— Start of Supplied records —
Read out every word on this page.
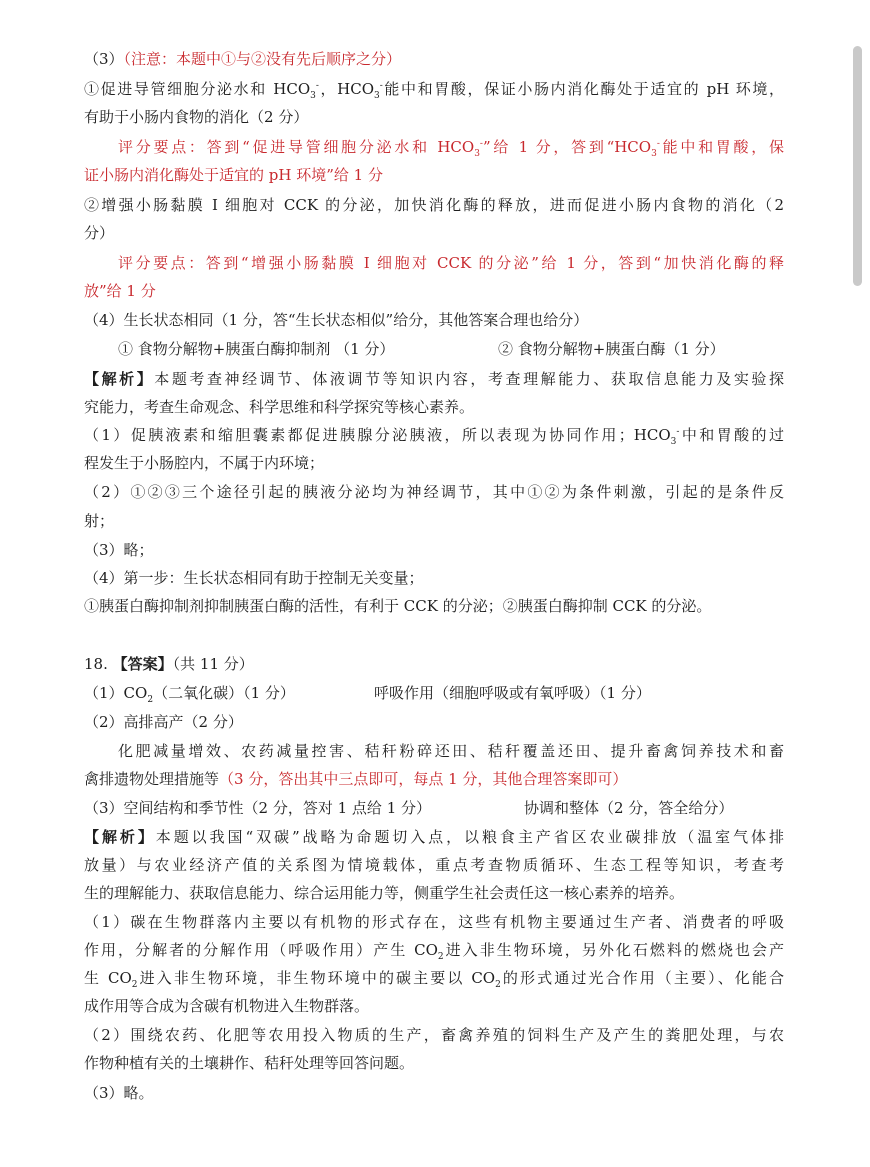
（3）（注意：本题中①与②没有先后顺序之分）
①促进导管细胞分泌水和 $HCO_3^-$，$HCO_3^-$能中和胃酸，保证小肠内消化酶处于适宜的 pH 环境，
有助于小肠内食物的消化（2 分）
评分要点：答到“促进导管细胞分泌水和 $HCO_3^-$”给 1 分，答到“$HCO_3^-$能中和胃酸，保
证小肠内消化酶处于适宜的 pH 环境”给 1 分
②增强小肠黏膜 I 细胞对 CCK 的分泌，加快消化酶的释放，进而促进小肠内食物的消化（2
分）
评分要点：答到“增强小肠黏膜 I 细胞对 CCK 的分泌”给 1 分，答到“加快消化酶的释
放”给 1 分
（4）生长状态相同（1 分，答“生长状态相似”给分，其他答案合理也给分）
① 食物分解物+胰蛋白酶抑制剂 （1 分）	② 食物分解物+胰蛋白酶（1 分）
【解析】本题考查神经调节、体液调节等知识内容，考查理解能力、获取信息能力及实验探
究能力，考查生命观念、科学思维和科学探究等核心素养。
（1）促胰液素和缩胆囊素都促进胰腺分泌胰液，所以表现为协同作用；$HCO_3^-$中和胃酸的过
程发生于小肠腔内，不属于内环境；
（2）①②③三个途径引起的胰液分泌均为神经调节，其中①②为条件刺激，引起的是条件反
射；
（3）略；
（4）第一步：生长状态相同有助于控制无关变量；
①胰蛋白酶抑制剂抑制胰蛋白酶的活性，有利于 CCK 的分泌；②胰蛋白酶抑制 CCK 的分泌。
18. 【答案】（共 11 分）
$(1)CO_2$（二氧化碳）（1 分）	呼吸作用（细胞呼吸或有氧呼吸）（1 分）
（2）高排高产（2 分）
化肥减量增效、农药减量控害、秸秆粉碎还田、秸秆覆盖还田、提升畜禽饲养技术和畜
禽排遗物处理措施等（3 分，答出其中三点即可，每点 1 分，其他合理答案即可）
（3）空间结构和季节性（2 分，答对 1 点给 1 分）	协调和整体（2 分，答全给分）
【解析】本题以我国“双碳”战略为命题切入点，以粮食主产省区农业碳排放（温室气体排
放量）与农业经济产值的关系图为情境载体，重点考查物质循环、生态工程等知识，考查考
生的理解能力、获取信息能力、综合运用能力等，侧重学生社会责任这一核心素养的培养。
（1）碳在生物群落内主要以有机物的形式存在，这些有机物主要通过生产者、消费者的呼吸
作用，分解者的分解作用（呼吸作用）产生 $CO_2$进入非生物环境，另外化石燃料的燃烧也会产
生 $CO_2$进入非生物环境，非生物环境中的碳主要以 $CO_2$的形式通过光合作用（主要）、化能合
成作用等合成为含碳有机物进入生物群落。
（2）围绕农药、化肥等农用投入物质的生产，畜禽养殖的饲料生产及产生的粪肥处理，与农
作物种植有关的土壤耕作、秸秆处理等回答问题。
（3）略。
— End of Supplied records —
- The exercise -
Reproduce each record above by retyping it exactly; omit all images.

- Response to this task -
Read out every word on this page.
（3）（注意：本题中①与②没有先后顺序之分）
①促进导管细胞分泌水和 $HCO_3^-$，$HCO_3^-$能中和胃酸，保证小肠内消化酶处于适宜的 pH 环境，
有助于小肠内食物的消化（2 分）
评分要点：答到“促进导管细胞分泌水和 $HCO_3^-$”给 1 分，答到“$HCO_3^-$能中和胃酸，保
证小肠内消化酶处于适宜的 pH 环境”给 1 分
②增强小肠黏膜 I 细胞对 CCK 的分泌，加快消化酶的释放，进而促进小肠内食物的消化（2
分）
评分要点：答到“增强小肠黏膜 I 细胞对 CCK 的分泌”给 1 分，答到“加快消化酶的释
放”给 1 分
（4）生长状态相同（1 分，答“生长状态相似”给分，其他答案合理也给分）
① 食物分解物+胰蛋白酶抑制剂 （1 分）	② 食物分解物+胰蛋白酶（1 分）
【解析】本题考查神经调节、体液调节等知识内容，考查理解能力、获取信息能力及实验探
究能力，考查生命观念、科学思维和科学探究等核心素养。
（1）促胰液素和缩胆囊素都促进胰腺分泌胰液，所以表现为协同作用；$HCO_3^-$中和胃酸的过
程发生于小肠腔内，不属于内环境；
（2）①②③三个途径引起的胰液分泌均为神经调节，其中①②为条件刺激，引起的是条件反
射；
（3）略；
（4）第一步：生长状态相同有助于控制无关变量；
①胰蛋白酶抑制剂抑制胰蛋白酶的活性，有利于 CCK 的分泌；②胰蛋白酶抑制 CCK 的分泌。
18. 【答案】（共 11 分）
$(1)CO_2$（二氧化碳）（1 分）	呼吸作用（细胞呼吸或有氧呼吸）（1 分）
（2）高排高产（2 分）
化肥减量增效、农药减量控害、秸秆粉碎还田、秸秆覆盖还田、提升畜禽饲养技术和畜
禽排遗物处理措施等（3 分，答出其中三点即可，每点 1 分，其他合理答案即可）
（3）空间结构和季节性（2 分，答对 1 点给 1 分）	协调和整体（2 分，答全给分）
【解析】本题以我国“双碳”战略为命题切入点，以粮食主产省区农业碳排放（温室气体排
放量）与农业经济产值的关系图为情境载体，重点考查物质循环、生态工程等知识，考查考
生的理解能力、获取信息能力、综合运用能力等，侧重学生社会责任这一核心素养的培养。
（1）碳在生物群落内主要以有机物的形式存在，这些有机物主要通过生产者、消费者的呼吸
作用，分解者的分解作用（呼吸作用）产生 $CO_2$进入非生物环境，另外化石燃料的燃烧也会产
生 $CO_2$进入非生物环境，非生物环境中的碳主要以 $CO_2$的形式通过光合作用（主要）、化能合
成作用等合成为含碳有机物进入生物群落。
（2）围绕农药、化肥等农用投入物质的生产，畜禽养殖的饲料生产及产生的粪肥处理，与农
作物种植有关的土壤耕作、秸秆处理等回答问题。
（3）略。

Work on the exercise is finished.